- Work to do
Write out the records again, exactly, leaving none out.

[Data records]
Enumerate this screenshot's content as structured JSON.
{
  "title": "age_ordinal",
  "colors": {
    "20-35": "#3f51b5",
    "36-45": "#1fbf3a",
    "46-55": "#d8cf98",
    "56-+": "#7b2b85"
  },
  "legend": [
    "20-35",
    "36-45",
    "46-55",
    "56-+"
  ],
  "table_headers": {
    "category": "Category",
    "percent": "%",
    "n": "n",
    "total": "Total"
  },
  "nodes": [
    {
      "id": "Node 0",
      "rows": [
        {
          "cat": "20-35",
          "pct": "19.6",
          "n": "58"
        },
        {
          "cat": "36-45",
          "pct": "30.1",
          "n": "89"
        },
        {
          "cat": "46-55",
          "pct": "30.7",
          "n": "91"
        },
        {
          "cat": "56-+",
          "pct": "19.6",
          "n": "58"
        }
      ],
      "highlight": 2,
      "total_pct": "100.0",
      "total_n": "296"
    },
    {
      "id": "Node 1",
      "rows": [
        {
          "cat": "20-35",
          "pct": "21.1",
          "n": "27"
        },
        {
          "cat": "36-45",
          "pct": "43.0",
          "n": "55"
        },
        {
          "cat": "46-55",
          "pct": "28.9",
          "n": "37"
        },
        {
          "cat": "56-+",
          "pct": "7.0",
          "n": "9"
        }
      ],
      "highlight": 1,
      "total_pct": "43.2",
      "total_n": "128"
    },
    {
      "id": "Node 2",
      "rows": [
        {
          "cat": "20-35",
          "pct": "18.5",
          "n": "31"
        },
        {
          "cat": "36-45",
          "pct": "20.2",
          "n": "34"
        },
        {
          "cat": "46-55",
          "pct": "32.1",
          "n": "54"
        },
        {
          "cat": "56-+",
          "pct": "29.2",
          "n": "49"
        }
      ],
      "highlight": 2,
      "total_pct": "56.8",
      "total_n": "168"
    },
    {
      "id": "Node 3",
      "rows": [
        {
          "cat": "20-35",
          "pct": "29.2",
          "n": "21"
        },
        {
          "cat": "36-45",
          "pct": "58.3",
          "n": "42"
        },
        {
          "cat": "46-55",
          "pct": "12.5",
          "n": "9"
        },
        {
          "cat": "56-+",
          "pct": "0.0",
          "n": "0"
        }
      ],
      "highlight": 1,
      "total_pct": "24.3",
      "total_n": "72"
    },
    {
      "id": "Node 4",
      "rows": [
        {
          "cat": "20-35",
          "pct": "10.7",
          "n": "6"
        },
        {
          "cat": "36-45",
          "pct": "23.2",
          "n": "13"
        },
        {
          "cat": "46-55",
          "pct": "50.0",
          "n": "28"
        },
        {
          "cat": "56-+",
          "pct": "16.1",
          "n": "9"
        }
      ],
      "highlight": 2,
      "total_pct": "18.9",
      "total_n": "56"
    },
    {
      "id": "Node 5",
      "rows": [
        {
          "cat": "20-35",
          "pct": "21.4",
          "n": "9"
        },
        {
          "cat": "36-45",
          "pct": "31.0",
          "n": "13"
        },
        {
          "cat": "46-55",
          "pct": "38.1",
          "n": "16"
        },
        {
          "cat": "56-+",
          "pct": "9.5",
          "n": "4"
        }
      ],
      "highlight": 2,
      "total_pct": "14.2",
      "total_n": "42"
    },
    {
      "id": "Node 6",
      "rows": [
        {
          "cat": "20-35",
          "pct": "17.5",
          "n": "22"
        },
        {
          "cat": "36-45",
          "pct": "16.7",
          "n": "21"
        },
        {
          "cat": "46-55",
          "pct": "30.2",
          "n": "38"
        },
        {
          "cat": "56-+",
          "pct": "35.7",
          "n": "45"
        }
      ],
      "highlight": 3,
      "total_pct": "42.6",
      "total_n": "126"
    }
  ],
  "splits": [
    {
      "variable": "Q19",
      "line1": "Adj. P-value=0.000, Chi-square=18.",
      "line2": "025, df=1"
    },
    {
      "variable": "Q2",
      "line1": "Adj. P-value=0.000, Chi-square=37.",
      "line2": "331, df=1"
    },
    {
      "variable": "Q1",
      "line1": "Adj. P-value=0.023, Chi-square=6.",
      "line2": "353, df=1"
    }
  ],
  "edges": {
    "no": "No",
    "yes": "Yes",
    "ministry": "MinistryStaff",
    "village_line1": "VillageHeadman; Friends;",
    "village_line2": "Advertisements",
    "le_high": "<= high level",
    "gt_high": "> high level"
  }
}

- Solution to the exercise
Enumerate this screenshot's content as structured JSON.
{
  "title": "age_ordinal",
  "colors": {
    "20-35": "#3f51b5",
    "36-45": "#1fbf3a",
    "46-55": "#d8cf98",
    "56-+": "#7b2b85"
  },
  "legend": [
    "20-35",
    "36-45",
    "46-55",
    "56-+"
  ],
  "table_headers": {
    "category": "Category",
    "percent": "%",
    "n": "n",
    "total": "Total"
  },
  "nodes": [
    {
      "id": "Node 0",
      "rows": [
        {
          "cat": "20-35",
          "pct": "19.6",
          "n": "58"
        },
        {
          "cat": "36-45",
          "pct": "30.1",
          "n": "89"
        },
        {
          "cat": "46-55",
          "pct": "30.7",
          "n": "91"
        },
        {
          "cat": "56-+",
          "pct": "19.6",
          "n": "58"
        }
      ],
      "highlight": 2,
      "total_pct": "100.0",
      "total_n": "296"
    },
    {
      "id": "Node 1",
      "rows": [
        {
          "cat": "20-35",
          "pct": "21.1",
          "n": "27"
        },
        {
          "cat": "36-45",
          "pct": "43.0",
          "n": "55"
        },
        {
          "cat": "46-55",
          "pct": "28.9",
          "n": "37"
        },
        {
          "cat": "56-+",
          "pct": "7.0",
          "n": "9"
        }
      ],
      "highlight": 1,
      "total_pct": "43.2",
      "total_n": "128"
    },
    {
      "id": "Node 2",
      "rows": [
        {
          "cat": "20-35",
          "pct": "18.5",
          "n": "31"
        },
        {
          "cat": "36-45",
          "pct": "20.2",
          "n": "34"
        },
        {
          "cat": "46-55",
          "pct": "32.1",
          "n": "54"
        },
        {
          "cat": "56-+",
          "pct": "29.2",
          "n": "49"
        }
      ],
      "highlight": 2,
      "total_pct": "56.8",
      "total_n": "168"
    },
    {
      "id": "Node 3",
      "rows": [
        {
          "cat": "20-35",
          "pct": "29.2",
          "n": "21"
        },
        {
          "cat": "36-45",
          "pct": "58.3",
          "n": "42"
        },
        {
          "cat": "46-55",
          "pct": "12.5",
          "n": "9"
        },
        {
          "cat": "56-+",
          "pct": "0.0",
          "n": "0"
        }
      ],
      "highlight": 1,
      "total_pct": "24.3",
      "total_n": "72"
    },
    {
      "id": "Node 4",
      "rows": [
        {
          "cat": "20-35",
          "pct": "10.7",
          "n": "6"
        },
        {
          "cat": "36-45",
          "pct": "23.2",
          "n": "13"
        },
        {
          "cat": "46-55",
          "pct": "50.0",
          "n": "28"
        },
        {
          "cat": "56-+",
          "pct": "16.1",
          "n": "9"
        }
      ],
      "highlight": 2,
      "total_pct": "18.9",
      "total_n": "56"
    },
    {
      "id": "Node 5",
      "rows": [
        {
          "cat": "20-35",
          "pct": "21.4",
          "n": "9"
        },
        {
          "cat": "36-45",
          "pct": "31.0",
          "n": "13"
        },
        {
          "cat": "46-55",
          "pct": "38.1",
          "n": "16"
        },
        {
          "cat": "56-+",
          "pct": "9.5",
          "n": "4"
        }
      ],
      "highlight": 2,
      "total_pct": "14.2",
      "total_n": "42"
    },
    {
      "id": "Node 6",
      "rows": [
        {
          "cat": "20-35",
          "pct": "17.5",
          "n": "22"
        },
        {
          "cat": "36-45",
          "pct": "16.7",
          "n": "21"
        },
        {
          "cat": "46-55",
          "pct": "30.2",
          "n": "38"
        },
        {
          "cat": "56-+",
          "pct": "35.7",
          "n": "45"
        }
      ],
      "highlight": 3,
      "total_pct": "42.6",
      "total_n": "126"
    }
  ],
  "splits": [
    {
      "variable": "Q19",
      "line1": "Adj. P-value=0.000, Chi-square=18.",
      "line2": "025, df=1"
    },
    {
      "variable": "Q2",
      "line1": "Adj. P-value=0.000, Chi-square=37.",
      "line2": "331, df=1"
    },
    {
      "variable": "Q1",
      "line1": "Adj. P-value=0.023, Chi-square=6.",
      "line2": "353, df=1"
    }
  ],
  "edges": {
    "no": "No",
    "yes": "Yes",
    "ministry": "MinistryStaff",
    "village_line1": "VillageHeadman; Friends;",
    "village_line2": "Advertisements",
    "le_high": "<= high level",
    "gt_high": "> high level"
  }
}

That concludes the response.